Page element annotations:
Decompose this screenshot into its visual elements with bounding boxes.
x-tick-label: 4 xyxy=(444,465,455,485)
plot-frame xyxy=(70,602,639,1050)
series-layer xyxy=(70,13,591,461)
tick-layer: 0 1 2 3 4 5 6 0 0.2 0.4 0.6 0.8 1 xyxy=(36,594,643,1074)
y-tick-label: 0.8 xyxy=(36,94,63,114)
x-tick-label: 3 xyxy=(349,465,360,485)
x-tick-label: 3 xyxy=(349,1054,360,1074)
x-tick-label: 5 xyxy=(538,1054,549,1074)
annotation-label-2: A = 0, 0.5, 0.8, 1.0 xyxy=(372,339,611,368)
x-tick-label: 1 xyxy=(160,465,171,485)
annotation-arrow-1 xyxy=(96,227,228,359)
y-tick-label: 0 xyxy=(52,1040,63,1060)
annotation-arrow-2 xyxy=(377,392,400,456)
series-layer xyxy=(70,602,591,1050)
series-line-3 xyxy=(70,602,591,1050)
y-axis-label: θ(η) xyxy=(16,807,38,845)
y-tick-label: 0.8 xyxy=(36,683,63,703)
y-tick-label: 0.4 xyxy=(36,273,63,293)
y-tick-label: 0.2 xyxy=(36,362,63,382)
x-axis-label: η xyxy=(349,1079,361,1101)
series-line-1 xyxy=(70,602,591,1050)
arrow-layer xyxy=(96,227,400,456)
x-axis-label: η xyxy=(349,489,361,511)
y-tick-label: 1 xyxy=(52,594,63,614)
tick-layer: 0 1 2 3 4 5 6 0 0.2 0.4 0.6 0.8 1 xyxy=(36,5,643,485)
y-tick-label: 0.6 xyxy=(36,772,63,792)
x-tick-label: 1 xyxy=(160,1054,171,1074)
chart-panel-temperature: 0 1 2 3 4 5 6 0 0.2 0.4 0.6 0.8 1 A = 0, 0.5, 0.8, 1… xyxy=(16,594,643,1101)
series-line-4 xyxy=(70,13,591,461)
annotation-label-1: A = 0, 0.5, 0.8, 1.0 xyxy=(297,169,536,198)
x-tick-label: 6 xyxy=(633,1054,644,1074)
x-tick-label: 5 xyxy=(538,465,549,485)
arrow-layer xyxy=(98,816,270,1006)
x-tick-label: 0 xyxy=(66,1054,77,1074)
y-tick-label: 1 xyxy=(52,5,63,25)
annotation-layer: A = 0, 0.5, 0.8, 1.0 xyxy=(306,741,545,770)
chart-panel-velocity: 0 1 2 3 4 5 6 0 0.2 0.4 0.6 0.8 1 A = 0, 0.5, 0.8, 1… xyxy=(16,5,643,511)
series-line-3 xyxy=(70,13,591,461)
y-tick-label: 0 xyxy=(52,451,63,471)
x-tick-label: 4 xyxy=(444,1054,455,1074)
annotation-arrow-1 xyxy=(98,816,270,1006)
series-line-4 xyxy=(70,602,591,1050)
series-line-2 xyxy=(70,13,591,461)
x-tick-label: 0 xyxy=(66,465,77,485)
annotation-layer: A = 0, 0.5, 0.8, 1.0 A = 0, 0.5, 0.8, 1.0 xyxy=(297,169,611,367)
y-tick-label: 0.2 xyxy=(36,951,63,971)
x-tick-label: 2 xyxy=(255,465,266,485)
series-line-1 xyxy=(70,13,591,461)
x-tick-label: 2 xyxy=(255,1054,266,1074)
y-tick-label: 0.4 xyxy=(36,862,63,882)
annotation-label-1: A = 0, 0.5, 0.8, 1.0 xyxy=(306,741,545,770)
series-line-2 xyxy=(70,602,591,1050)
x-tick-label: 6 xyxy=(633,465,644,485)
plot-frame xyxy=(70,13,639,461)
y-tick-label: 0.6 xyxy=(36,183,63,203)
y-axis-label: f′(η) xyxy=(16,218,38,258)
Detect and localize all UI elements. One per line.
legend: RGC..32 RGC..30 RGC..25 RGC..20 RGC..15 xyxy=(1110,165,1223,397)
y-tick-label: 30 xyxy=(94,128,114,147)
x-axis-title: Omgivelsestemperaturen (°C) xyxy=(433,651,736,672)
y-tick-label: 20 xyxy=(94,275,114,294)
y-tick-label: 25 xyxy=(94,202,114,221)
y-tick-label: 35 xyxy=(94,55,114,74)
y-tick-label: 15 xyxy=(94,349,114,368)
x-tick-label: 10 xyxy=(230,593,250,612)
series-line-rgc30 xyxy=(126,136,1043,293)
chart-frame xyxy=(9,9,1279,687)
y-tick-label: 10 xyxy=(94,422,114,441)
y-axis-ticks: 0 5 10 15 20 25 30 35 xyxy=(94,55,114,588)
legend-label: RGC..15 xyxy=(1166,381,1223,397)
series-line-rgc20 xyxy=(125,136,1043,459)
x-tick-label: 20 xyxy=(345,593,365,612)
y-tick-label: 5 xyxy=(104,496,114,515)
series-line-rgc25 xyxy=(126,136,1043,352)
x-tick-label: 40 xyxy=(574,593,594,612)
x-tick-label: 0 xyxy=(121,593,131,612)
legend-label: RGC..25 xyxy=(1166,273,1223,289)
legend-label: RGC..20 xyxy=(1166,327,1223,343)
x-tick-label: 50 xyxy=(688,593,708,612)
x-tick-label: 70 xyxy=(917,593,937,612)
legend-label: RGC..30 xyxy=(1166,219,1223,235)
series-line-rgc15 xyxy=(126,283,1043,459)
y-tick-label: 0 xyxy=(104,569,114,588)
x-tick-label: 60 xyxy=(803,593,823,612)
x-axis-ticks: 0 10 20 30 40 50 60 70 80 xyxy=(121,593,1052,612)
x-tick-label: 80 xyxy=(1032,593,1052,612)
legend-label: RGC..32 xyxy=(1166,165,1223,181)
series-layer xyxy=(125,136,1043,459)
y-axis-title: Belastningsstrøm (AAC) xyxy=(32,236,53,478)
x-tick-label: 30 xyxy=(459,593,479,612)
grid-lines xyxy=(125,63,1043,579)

What is asked: Rewrite the items, changing every "x-tick-label" to "x-axis-tick" and leaving everything else untouched.

Exercise answer:
Decompose this screenshot into its visual elements with bounding boxes.
x-axis-tick: 4 xyxy=(444,465,455,485)
plot-frame xyxy=(70,602,639,1050)
series-layer xyxy=(70,13,591,461)
tick-layer: 0 1 2 3 4 5 6 0 0.2 0.4 0.6 0.8 1 xyxy=(36,594,643,1074)
y-tick-label: 0.8 xyxy=(36,94,63,114)
x-axis-tick: 3 xyxy=(349,465,360,485)
x-axis-tick: 3 xyxy=(349,1054,360,1074)
x-axis-tick: 5 xyxy=(538,1054,549,1074)
annotation-label-2: A = 0, 0.5, 0.8, 1.0 xyxy=(372,339,611,368)
x-axis-tick: 1 xyxy=(160,465,171,485)
annotation-arrow-1 xyxy=(96,227,228,359)
y-tick-label: 0 xyxy=(52,1040,63,1060)
annotation-arrow-2 xyxy=(377,392,400,456)
series-layer xyxy=(70,602,591,1050)
series-line-3 xyxy=(70,602,591,1050)
y-axis-label: θ(η) xyxy=(16,807,38,845)
y-tick-label: 0.8 xyxy=(36,683,63,703)
y-tick-label: 0.4 xyxy=(36,273,63,293)
y-tick-label: 0.2 xyxy=(36,362,63,382)
x-axis-label: η xyxy=(349,1079,361,1101)
series-line-1 xyxy=(70,602,591,1050)
arrow-layer xyxy=(96,227,400,456)
x-axis-label: η xyxy=(349,489,361,511)
y-tick-label: 1 xyxy=(52,594,63,614)
tick-layer: 0 1 2 3 4 5 6 0 0.2 0.4 0.6 0.8 1 xyxy=(36,5,643,485)
y-tick-label: 0.6 xyxy=(36,772,63,792)
x-axis-tick: 1 xyxy=(160,1054,171,1074)
chart-panel-temperature: 0 1 2 3 4 5 6 0 0.2 0.4 0.6 0.8 1 A = 0, 0.5, 0.8, 1… xyxy=(16,594,643,1101)
series-line-4 xyxy=(70,13,591,461)
annotation-label-1: A = 0, 0.5, 0.8, 1.0 xyxy=(297,169,536,198)
x-axis-tick: 6 xyxy=(633,1054,644,1074)
x-axis-tick: 5 xyxy=(538,465,549,485)
arrow-layer xyxy=(98,816,270,1006)
x-axis-tick: 0 xyxy=(66,1054,77,1074)
y-tick-label: 1 xyxy=(52,5,63,25)
annotation-layer: A = 0, 0.5, 0.8, 1.0 xyxy=(306,741,545,770)
chart-panel-velocity: 0 1 2 3 4 5 6 0 0.2 0.4 0.6 0.8 1 A = 0, 0.5, 0.8, 1… xyxy=(16,5,643,511)
series-line-3 xyxy=(70,13,591,461)
y-tick-label: 0 xyxy=(52,451,63,471)
x-axis-tick: 4 xyxy=(444,1054,455,1074)
annotation-arrow-1 xyxy=(98,816,270,1006)
series-line-4 xyxy=(70,602,591,1050)
series-line-2 xyxy=(70,13,591,461)
x-axis-tick: 0 xyxy=(66,465,77,485)
annotation-layer: A = 0, 0.5, 0.8, 1.0 A = 0, 0.5, 0.8, 1.0 xyxy=(297,169,611,367)
y-tick-label: 0.2 xyxy=(36,951,63,971)
x-axis-tick: 2 xyxy=(255,465,266,485)
series-line-1 xyxy=(70,13,591,461)
x-axis-tick: 2 xyxy=(255,1054,266,1074)
y-tick-label: 0.4 xyxy=(36,862,63,882)
annotation-label-1: A = 0, 0.5, 0.8, 1.0 xyxy=(306,741,545,770)
series-line-2 xyxy=(70,602,591,1050)
x-axis-tick: 6 xyxy=(633,465,644,485)
plot-frame xyxy=(70,13,639,461)
y-tick-label: 0.6 xyxy=(36,183,63,203)
y-axis-label: f′(η) xyxy=(16,218,38,258)
Detect and localize all UI elements. One per line.
legend: RGC..32 RGC..30 RGC..25 RGC..20 RGC..15 xyxy=(1110,165,1223,397)
y-tick-label: 30 xyxy=(94,128,114,147)
x-axis-title: Omgivelsestemperaturen (°C) xyxy=(433,651,736,672)
y-tick-label: 20 xyxy=(94,275,114,294)
y-tick-label: 25 xyxy=(94,202,114,221)
y-tick-label: 35 xyxy=(94,55,114,74)
y-tick-label: 15 xyxy=(94,349,114,368)
x-axis-tick: 10 xyxy=(230,593,250,612)
series-line-rgc30 xyxy=(126,136,1043,293)
chart-frame xyxy=(9,9,1279,687)
y-tick-label: 10 xyxy=(94,422,114,441)
y-axis-ticks: 0 5 10 15 20 25 30 35 xyxy=(94,55,114,588)
legend-label: RGC..15 xyxy=(1166,381,1223,397)
series-line-rgc20 xyxy=(125,136,1043,459)
x-axis-tick: 20 xyxy=(345,593,365,612)
y-tick-label: 5 xyxy=(104,496,114,515)
series-line-rgc25 xyxy=(126,136,1043,352)
x-axis-tick: 40 xyxy=(574,593,594,612)
x-axis-tick: 0 xyxy=(121,593,131,612)
legend-label: RGC..25 xyxy=(1166,273,1223,289)
legend-label: RGC..20 xyxy=(1166,327,1223,343)
x-axis-tick: 50 xyxy=(688,593,708,612)
x-axis-tick: 70 xyxy=(917,593,937,612)
legend-label: RGC..30 xyxy=(1166,219,1223,235)
series-line-rgc15 xyxy=(126,283,1043,459)
y-tick-label: 0 xyxy=(104,569,114,588)
x-axis-tick: 60 xyxy=(803,593,823,612)
x-axis-ticks: 0 10 20 30 40 50 60 70 80 xyxy=(121,593,1052,612)
x-axis-tick: 80 xyxy=(1032,593,1052,612)
legend-label: RGC..32 xyxy=(1166,165,1223,181)
series-layer xyxy=(125,136,1043,459)
y-axis-title: Belastningsstrøm (AAC) xyxy=(32,236,53,478)
x-axis-tick: 30 xyxy=(459,593,479,612)
grid-lines xyxy=(125,63,1043,579)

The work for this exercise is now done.